[Collected data entries]
========

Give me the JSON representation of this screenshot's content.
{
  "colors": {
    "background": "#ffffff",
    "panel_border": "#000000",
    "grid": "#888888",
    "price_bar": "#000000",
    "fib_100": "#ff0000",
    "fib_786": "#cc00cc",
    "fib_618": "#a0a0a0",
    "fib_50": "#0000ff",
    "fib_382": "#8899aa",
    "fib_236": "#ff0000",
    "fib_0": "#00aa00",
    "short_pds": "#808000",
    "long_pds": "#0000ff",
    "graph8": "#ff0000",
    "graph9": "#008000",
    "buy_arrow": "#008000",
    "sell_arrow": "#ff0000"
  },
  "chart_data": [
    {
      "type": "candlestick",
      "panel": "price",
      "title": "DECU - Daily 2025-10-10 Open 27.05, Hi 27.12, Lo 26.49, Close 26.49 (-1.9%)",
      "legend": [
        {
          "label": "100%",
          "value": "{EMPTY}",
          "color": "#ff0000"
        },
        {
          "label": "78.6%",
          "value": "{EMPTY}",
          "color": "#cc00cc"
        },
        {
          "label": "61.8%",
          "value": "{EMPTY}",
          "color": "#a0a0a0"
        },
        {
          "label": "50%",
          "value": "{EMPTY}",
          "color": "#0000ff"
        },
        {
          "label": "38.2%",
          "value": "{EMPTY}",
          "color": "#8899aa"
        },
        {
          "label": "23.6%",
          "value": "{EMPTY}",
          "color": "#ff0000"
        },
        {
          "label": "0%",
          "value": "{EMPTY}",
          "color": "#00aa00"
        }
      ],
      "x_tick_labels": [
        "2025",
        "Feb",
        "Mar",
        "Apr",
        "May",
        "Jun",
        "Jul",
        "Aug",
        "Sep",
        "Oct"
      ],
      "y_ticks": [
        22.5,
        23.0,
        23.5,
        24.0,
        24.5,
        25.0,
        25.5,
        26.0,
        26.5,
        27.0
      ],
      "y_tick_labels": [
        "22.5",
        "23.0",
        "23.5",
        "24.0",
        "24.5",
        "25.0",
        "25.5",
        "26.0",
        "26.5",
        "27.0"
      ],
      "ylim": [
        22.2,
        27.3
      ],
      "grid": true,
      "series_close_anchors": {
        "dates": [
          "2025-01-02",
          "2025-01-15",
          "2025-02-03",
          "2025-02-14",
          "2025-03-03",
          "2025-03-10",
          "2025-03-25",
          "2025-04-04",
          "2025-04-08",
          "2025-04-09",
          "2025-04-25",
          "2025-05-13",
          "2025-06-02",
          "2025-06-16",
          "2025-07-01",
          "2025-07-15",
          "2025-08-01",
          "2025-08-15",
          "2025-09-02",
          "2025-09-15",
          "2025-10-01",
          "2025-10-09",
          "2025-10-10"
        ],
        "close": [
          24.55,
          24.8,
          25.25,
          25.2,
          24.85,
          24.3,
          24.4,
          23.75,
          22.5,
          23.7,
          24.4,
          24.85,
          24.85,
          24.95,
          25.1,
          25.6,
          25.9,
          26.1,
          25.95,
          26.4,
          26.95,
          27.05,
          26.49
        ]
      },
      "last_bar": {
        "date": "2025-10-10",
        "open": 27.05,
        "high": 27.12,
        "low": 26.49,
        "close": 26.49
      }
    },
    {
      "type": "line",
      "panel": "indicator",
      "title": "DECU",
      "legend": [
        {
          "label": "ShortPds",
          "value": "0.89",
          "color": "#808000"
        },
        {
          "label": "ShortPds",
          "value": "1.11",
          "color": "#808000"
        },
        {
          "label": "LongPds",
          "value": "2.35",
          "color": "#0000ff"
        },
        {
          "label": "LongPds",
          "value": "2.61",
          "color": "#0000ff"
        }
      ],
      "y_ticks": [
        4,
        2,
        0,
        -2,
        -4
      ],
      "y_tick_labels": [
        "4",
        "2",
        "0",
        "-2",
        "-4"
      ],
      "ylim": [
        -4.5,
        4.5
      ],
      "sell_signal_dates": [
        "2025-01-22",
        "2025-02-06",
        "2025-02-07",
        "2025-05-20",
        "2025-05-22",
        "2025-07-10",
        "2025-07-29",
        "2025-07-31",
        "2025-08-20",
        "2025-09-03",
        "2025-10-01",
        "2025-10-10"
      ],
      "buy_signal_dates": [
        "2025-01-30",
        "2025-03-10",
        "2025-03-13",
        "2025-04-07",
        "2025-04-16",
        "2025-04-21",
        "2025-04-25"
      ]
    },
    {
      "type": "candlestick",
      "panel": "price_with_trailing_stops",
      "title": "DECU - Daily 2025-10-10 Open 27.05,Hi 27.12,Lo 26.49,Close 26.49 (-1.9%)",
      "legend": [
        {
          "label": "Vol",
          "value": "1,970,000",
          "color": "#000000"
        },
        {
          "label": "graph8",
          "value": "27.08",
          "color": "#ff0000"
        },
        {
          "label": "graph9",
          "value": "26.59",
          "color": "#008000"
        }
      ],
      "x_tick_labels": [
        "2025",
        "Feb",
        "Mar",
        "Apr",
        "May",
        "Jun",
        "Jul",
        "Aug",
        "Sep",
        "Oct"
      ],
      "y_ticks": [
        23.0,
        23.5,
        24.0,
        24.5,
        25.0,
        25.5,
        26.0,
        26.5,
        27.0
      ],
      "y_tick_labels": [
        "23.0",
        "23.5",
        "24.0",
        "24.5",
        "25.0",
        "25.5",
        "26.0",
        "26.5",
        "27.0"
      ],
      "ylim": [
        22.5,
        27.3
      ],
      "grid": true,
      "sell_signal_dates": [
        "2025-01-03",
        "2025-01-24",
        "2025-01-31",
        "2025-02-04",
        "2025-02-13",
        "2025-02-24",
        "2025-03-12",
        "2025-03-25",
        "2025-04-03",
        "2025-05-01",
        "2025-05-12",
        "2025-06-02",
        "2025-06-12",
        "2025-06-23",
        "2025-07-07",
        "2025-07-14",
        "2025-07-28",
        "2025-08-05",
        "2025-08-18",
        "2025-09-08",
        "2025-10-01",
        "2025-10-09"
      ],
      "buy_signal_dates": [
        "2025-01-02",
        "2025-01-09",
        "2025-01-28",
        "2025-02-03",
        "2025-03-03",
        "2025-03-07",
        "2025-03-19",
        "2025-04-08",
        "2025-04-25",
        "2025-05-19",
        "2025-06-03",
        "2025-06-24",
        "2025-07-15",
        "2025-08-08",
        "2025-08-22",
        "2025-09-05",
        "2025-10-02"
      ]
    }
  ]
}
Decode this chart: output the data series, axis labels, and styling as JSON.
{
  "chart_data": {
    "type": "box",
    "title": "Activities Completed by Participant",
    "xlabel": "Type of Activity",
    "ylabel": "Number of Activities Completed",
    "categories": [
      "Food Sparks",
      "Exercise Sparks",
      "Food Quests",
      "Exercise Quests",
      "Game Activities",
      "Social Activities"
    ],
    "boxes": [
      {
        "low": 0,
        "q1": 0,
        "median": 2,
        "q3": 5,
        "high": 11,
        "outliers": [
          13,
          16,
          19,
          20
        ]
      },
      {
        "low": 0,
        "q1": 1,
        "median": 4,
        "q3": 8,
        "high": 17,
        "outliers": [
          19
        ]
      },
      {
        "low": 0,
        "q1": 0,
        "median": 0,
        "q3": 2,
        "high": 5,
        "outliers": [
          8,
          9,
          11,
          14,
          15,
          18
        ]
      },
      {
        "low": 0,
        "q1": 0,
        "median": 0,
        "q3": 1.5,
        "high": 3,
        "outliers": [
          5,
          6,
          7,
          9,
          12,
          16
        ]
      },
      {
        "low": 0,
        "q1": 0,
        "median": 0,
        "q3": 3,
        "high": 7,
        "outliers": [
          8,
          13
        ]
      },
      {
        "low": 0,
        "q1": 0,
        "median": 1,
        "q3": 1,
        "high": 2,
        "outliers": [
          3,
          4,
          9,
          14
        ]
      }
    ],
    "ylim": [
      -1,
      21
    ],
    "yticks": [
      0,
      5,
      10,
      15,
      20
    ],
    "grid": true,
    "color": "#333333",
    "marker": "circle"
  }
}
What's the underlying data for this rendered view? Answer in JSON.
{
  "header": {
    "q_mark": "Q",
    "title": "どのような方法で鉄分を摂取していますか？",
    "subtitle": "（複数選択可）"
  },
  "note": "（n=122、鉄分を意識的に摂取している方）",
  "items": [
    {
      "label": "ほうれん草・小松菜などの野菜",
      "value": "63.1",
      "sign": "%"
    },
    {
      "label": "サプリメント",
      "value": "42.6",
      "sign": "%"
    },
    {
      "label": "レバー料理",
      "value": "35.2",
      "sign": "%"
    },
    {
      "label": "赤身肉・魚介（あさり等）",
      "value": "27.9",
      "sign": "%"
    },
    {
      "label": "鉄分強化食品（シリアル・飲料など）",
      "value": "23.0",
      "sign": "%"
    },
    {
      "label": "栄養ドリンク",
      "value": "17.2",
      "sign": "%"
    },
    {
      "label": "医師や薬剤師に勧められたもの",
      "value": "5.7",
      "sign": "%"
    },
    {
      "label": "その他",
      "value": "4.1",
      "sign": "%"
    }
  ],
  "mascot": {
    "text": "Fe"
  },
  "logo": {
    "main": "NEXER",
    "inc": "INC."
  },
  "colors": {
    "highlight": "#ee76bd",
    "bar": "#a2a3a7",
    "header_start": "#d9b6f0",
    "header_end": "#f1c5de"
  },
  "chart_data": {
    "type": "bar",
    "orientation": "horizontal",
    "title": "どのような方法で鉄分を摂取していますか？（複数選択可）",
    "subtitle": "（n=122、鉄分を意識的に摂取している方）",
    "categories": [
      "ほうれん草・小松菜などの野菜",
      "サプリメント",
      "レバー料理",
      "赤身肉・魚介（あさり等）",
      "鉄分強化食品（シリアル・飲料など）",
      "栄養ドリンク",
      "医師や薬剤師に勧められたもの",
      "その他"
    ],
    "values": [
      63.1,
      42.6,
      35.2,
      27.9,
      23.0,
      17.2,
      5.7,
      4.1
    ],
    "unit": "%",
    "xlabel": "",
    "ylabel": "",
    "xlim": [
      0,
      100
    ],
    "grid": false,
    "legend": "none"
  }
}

========

* [What you should do]: Look through the records and gather every line containing "Completed".

* [Output]:
    "title": "Activities Completed by Participant",
    "ylabel": "Number of Activities Completed",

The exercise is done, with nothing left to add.